#### Trecho:
Quase 20 anos depois do impeachment do ex-presidente Fernando Collor no Congresso, os argumentos jurídicos que garantiram a absolvição dele pela justiça viraram um paradigma para os réus do mensalão.
Collor foi acusado de corrupção passiva e absolvido pelo STF em 1994.
Dos 38 réus do mensalão, 10 são acusados de corrupção ativa, 12 de corrupção passiva. Para caracterizar esses crimes, é preciso demonstrar que uma vantagem indevida foi oferecida, recebida ou solicitada por um agente público para que ele fizesse algo no cargo.
O caso collor é citado pela defesa de figuras centrais do mensalão, como o ex-ministro José Dirceu, o ex-tesoureiro do PT Delúbio Soares e o empresário Marcos Valério.
O ex-presidente da República, Luiz Inácio Lula da Silva tem motivos para se preocupar com a imagem dele com esse julgamento do mensalão, mesmo tendo encerrado o mandato com mais de 80% de popularidade.

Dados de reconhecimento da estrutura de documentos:
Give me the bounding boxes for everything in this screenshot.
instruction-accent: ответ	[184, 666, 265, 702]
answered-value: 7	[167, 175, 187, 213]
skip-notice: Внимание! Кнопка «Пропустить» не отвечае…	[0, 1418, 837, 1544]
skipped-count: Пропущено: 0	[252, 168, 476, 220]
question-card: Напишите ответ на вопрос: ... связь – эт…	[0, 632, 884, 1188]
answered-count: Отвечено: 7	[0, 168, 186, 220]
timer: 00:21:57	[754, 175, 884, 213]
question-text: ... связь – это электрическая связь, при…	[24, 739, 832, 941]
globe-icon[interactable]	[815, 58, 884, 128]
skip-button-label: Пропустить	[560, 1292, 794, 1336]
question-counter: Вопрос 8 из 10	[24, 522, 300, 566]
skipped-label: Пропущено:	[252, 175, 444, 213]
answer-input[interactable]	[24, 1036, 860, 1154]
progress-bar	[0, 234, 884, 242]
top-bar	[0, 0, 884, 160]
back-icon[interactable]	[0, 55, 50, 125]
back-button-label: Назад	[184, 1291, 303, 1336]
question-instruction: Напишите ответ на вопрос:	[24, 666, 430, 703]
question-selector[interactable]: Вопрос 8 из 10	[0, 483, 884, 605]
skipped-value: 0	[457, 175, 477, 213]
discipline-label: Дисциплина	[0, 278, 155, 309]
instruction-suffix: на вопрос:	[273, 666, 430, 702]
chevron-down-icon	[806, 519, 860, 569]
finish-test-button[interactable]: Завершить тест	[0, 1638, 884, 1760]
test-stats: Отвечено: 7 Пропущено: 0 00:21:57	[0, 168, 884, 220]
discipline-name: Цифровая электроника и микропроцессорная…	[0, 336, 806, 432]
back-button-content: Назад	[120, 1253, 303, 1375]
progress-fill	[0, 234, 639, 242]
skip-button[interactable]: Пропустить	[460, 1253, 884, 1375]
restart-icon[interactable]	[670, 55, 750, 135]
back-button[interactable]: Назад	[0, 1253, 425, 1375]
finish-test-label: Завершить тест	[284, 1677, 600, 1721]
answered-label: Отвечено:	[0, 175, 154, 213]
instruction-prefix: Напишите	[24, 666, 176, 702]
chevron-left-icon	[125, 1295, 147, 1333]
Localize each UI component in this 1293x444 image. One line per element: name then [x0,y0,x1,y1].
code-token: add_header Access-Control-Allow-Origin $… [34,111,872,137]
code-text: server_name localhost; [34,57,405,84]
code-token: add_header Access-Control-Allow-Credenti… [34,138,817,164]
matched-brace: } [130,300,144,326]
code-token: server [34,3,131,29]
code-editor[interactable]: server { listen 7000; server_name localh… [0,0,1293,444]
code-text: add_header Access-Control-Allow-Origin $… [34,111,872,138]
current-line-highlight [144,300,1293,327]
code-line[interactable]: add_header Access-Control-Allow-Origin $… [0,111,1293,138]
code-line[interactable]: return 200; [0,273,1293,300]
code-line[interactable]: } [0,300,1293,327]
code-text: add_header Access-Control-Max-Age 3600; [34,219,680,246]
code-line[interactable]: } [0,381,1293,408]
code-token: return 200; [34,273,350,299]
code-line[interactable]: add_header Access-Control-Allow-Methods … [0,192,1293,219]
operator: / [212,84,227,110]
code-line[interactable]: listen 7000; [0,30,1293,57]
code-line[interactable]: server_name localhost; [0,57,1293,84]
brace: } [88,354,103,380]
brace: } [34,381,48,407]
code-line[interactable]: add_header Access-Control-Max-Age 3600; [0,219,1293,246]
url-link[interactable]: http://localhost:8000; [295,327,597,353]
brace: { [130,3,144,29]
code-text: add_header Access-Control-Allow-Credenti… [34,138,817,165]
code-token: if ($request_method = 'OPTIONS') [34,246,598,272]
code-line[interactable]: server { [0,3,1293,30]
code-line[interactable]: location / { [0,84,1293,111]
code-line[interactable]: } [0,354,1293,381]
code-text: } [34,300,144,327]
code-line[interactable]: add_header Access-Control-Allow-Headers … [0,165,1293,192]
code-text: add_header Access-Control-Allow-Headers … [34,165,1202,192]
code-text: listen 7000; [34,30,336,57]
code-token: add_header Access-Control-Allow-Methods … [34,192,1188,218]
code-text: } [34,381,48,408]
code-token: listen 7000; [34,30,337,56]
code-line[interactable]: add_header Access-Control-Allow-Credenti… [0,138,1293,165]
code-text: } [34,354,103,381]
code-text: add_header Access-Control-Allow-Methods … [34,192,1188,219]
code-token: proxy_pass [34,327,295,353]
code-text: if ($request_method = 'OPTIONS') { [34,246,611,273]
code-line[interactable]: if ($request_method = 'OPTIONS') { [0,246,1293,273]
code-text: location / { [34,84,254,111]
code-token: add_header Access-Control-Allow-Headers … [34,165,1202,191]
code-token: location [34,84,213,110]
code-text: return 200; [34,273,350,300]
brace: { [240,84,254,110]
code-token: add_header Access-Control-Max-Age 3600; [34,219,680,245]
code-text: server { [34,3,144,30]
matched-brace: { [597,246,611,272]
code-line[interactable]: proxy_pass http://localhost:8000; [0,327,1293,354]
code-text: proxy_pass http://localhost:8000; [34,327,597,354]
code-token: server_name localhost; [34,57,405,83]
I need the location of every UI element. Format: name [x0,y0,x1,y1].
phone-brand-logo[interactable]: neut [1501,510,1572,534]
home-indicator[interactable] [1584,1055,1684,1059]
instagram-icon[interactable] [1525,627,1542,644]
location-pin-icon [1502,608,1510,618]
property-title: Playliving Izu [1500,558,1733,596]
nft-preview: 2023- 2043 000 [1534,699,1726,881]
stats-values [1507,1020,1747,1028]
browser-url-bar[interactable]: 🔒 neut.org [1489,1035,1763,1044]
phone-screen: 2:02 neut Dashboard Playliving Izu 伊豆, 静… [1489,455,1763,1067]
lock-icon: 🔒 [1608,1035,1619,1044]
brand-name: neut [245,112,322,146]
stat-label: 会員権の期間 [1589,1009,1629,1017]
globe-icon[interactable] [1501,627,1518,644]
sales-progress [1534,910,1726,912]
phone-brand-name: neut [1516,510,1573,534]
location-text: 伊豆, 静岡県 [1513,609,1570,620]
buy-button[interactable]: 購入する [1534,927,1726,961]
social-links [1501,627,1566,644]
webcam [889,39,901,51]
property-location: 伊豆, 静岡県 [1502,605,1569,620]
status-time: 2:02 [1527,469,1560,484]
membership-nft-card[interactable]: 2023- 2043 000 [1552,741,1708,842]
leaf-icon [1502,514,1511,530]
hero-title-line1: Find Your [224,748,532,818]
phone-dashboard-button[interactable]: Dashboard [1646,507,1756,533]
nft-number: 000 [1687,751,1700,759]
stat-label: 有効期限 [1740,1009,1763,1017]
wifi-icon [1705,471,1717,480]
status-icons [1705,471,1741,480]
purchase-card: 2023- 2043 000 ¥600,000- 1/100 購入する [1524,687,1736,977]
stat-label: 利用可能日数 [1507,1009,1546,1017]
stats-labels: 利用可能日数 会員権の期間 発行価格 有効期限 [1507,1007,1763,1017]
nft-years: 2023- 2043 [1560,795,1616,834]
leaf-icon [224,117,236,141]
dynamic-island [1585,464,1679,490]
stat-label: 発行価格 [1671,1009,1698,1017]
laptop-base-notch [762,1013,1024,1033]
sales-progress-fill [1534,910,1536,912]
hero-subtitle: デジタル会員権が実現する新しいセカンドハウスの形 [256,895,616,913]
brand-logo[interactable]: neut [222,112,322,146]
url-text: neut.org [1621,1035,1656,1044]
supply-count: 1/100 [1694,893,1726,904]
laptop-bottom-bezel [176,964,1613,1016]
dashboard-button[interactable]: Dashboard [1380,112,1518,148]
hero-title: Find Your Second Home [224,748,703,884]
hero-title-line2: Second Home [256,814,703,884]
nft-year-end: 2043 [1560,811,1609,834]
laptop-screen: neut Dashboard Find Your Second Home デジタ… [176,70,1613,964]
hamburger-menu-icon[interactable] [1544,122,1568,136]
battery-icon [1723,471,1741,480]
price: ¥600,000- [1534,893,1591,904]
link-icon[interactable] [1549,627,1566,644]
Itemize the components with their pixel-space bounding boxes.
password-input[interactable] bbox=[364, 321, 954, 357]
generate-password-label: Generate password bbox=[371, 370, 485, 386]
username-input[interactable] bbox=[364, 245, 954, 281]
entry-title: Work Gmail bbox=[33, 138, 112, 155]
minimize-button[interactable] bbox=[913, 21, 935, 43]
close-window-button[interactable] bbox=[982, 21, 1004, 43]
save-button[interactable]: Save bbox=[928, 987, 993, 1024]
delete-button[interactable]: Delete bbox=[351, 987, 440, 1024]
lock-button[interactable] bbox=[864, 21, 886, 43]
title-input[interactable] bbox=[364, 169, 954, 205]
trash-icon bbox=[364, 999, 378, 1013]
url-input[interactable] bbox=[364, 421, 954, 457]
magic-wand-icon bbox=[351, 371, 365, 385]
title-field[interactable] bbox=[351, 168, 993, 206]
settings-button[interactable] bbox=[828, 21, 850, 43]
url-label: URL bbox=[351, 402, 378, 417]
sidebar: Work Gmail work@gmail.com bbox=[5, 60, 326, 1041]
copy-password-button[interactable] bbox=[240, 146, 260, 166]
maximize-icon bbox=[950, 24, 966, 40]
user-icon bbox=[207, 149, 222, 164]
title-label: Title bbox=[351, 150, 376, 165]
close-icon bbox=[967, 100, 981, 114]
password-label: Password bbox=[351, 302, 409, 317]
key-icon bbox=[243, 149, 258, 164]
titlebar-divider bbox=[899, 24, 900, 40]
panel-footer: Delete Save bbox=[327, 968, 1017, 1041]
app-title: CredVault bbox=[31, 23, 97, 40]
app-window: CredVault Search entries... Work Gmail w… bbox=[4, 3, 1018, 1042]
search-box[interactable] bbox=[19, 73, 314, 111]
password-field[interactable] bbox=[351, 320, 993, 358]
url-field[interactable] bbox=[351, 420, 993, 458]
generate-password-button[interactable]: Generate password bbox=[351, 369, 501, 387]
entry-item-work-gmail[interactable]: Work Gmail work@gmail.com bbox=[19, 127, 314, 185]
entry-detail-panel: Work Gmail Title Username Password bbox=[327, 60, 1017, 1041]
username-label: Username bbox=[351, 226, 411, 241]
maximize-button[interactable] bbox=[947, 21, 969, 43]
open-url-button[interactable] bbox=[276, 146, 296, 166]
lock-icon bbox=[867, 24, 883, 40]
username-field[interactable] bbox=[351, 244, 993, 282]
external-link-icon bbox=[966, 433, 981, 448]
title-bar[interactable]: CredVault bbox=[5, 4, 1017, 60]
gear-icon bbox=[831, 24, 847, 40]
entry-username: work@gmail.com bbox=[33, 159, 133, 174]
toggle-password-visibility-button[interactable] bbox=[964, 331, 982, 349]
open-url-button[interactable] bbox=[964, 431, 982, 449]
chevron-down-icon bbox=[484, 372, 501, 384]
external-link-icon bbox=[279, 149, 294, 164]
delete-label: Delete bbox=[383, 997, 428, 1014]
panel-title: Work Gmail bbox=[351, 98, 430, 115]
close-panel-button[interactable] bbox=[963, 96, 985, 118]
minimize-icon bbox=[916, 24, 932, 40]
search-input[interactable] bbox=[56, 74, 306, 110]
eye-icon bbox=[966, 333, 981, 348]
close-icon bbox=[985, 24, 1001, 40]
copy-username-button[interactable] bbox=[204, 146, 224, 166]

#### Instruções de trabalho:
1. Reescreva de forma mais concisa o parágrafo do trecho que começa com "Dos 38 réus do mensalão", preservando os fatos principais.
2. Responda às perguntas abaixo com base no trecho, uma por linha:
(a) Em que ano Collor foi absolvido pelo STF?
(b) Quais figuras centrais do mensalão têm defesas que citam o caso Collor?
(c) Com que popularidade Lula encerrou o mandato?

#### Respostas por tarefa:
1. Dos 38 réus do mensalão, 10 respondem por corrupção ativa e 12 por corrupção passiva. Para caracterizar esses crimes, é preciso demonstrar que houve vantagem indevida oferecida, recebida ou solicitada por um agente público para que ele fizesse algo no cargo.

2.
(a) Collor foi absolvido pelo STF em 1994.
(b) O caso Collor é citado pelas defesas do ex-ministro José Dirceu, do ex-tesoureiro do PT Delúbio Soares e do empresário Marcos Valério.
(c) Lula encerrou o mandato com mais de 80% de popularidade.